** Start Material shown **

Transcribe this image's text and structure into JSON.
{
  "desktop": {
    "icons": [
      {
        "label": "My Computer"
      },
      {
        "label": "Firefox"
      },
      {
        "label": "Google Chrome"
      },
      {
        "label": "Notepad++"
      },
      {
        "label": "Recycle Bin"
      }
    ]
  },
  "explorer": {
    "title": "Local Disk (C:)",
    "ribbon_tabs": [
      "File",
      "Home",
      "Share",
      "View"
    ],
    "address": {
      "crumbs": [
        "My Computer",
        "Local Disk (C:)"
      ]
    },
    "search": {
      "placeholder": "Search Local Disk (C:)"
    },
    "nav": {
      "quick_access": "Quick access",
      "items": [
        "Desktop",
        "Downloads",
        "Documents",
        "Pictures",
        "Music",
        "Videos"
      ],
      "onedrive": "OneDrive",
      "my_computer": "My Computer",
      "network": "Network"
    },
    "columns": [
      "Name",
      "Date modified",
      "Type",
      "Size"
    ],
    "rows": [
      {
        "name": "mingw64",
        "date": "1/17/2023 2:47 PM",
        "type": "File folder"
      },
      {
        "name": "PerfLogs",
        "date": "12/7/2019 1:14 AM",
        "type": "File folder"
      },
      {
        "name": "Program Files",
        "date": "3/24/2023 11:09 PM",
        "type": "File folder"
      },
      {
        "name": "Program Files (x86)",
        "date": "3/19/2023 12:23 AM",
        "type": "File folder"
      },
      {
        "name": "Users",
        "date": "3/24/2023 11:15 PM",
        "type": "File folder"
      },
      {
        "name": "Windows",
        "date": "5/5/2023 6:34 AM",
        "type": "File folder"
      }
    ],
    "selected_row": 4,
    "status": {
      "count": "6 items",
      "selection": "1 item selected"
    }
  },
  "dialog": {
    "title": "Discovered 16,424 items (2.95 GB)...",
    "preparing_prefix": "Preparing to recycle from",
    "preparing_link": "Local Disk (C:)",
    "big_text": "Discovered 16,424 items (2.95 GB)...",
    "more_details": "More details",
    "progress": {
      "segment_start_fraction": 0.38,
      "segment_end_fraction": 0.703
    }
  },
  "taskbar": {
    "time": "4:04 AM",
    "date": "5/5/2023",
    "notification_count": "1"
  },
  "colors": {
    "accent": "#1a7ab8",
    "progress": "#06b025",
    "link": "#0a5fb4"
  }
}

** End Material shown **

Work required: Tally the lines of the data that hold the string "label". Answer with the number and nothing more.

Result for this exercise: 5